---------- MATERIAL TO PROCESS

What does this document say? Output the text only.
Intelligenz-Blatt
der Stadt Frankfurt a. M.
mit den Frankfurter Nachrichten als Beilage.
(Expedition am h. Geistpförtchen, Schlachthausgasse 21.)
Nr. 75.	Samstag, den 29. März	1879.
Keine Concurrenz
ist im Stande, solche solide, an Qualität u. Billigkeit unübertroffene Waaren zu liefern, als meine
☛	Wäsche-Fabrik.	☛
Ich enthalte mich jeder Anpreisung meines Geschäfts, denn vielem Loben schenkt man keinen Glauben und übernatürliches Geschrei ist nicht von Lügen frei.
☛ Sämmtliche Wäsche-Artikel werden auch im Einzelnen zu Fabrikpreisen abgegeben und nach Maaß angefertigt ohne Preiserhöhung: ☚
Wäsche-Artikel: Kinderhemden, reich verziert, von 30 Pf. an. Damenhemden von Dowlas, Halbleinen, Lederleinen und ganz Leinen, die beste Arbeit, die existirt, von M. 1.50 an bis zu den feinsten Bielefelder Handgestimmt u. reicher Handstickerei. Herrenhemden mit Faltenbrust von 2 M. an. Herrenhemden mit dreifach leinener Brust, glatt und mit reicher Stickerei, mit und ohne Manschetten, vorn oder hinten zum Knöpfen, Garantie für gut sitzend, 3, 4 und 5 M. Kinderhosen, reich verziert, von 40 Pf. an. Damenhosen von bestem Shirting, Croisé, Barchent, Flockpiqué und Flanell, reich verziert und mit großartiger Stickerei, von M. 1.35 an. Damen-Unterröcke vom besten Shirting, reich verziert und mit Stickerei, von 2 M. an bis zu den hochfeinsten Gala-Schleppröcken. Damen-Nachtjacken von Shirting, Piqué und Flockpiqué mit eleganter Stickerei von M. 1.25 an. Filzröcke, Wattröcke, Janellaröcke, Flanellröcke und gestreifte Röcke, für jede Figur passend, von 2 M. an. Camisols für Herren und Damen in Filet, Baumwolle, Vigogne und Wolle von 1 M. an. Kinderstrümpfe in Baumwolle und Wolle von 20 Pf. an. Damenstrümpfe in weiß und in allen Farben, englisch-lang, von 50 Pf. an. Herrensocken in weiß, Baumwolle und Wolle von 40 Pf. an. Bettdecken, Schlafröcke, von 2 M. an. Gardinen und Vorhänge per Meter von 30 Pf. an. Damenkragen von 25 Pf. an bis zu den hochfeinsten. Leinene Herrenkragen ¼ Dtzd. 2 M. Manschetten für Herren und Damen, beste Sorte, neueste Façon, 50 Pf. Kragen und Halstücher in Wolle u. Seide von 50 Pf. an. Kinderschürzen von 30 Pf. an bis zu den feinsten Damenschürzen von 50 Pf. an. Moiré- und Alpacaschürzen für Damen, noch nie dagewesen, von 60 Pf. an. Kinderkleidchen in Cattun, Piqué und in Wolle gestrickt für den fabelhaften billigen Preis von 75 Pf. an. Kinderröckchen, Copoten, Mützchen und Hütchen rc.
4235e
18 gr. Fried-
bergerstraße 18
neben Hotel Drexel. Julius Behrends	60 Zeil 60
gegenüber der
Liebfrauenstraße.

--------------------

## WRITTEN EXERCISE
Return all of the data word for word.

## SOLUTION FOR THIS TASK
What does this document say? Output the text only.
Intelligenz-Blatt
der Stadt Frankfurt a. M.
mit den Frankfurter Nachrichten als Beilage.
(Expedition am h. Geistpförtchen, Schlachthausgasse 21.)
Nr. 75.	Samstag, den 29. März	1879.
Keine Concurrenz
ist im Stande, solche solide, an Qualität u. Billigkeit unübertroffene Waaren zu liefern, als meine
☛	Wäsche-Fabrik.	☛
Ich enthalte mich jeder Anpreisung meines Geschäfts, denn vielem Loben schenkt man keinen Glauben und übernatürliches Geschrei ist nicht von Lügen frei.
☛ Sämmtliche Wäsche-Artikel werden auch im Einzelnen zu Fabrikpreisen abgegeben und nach Maaß angefertigt ohne Preiserhöhung: ☚
Wäsche-Artikel: Kinderhemden, reich verziert, von 30 Pf. an. Damenhemden von Dowlas, Halbleinen, Lederleinen und ganz Leinen, die beste Arbeit, die existirt, von M. 1.50 an bis zu den feinsten Bielefelder Handgestimmt u. reicher Handstickerei. Herrenhemden mit Faltenbrust von 2 M. an. Herrenhemden mit dreifach leinener Brust, glatt und mit reicher Stickerei, mit und ohne Manschetten, vorn oder hinten zum Knöpfen, Garantie für gut sitzend, 3, 4 und 5 M. Kinderhosen, reich verziert, von 40 Pf. an. Damenhosen von bestem Shirting, Croisé, Barchent, Flockpiqué und Flanell, reich verziert und mit großartiger Stickerei, von M. 1.35 an. Damen-Unterröcke vom besten Shirting, reich verziert und mit Stickerei, von 2 M. an bis zu den hochfeinsten Gala-Schleppröcken. Damen-Nachtjacken von Shirting, Piqué und Flockpiqué mit eleganter Stickerei von M. 1.25 an. Filzröcke, Wattröcke, Janellaröcke, Flanellröcke und gestreifte Röcke, für jede Figur passend, von 2 M. an. Camisols für Herren und Damen in Filet, Baumwolle, Vigogne und Wolle von 1 M. an. Kinderstrümpfe in Baumwolle und Wolle von 20 Pf. an. Damenstrümpfe in weiß und in allen Farben, englisch-lang, von 50 Pf. an. Herrensocken in weiß, Baumwolle und Wolle von 40 Pf. an. Bettdecken, Schlafröcke, von 2 M. an. Gardinen und Vorhänge per Meter von 30 Pf. an. Damenkragen von 25 Pf. an bis zu den hochfeinsten. Leinene Herrenkragen ¼ Dtzd. 2 M. Manschetten für Herren und Damen, beste Sorte, neueste Façon, 50 Pf. Kragen und Halstücher in Wolle u. Seide von 50 Pf. an. Kinderschürzen von 30 Pf. an bis zu den feinsten Damenschürzen von 50 Pf. an. Moiré- und Alpacaschürzen für Damen, noch nie dagewesen, von 60 Pf. an. Kinderkleidchen in Cattun, Piqué und in Wolle gestrickt für den fabelhaften billigen Preis von 75 Pf. an. Kinderröckchen, Copoten, Mützchen und Hütchen rc.
4235e
18 gr. Fried-
bergerstraße 18
neben Hotel Drexel. Julius Behrends	60 Zeil 60
gegenüber der
Liebfrauenstraße.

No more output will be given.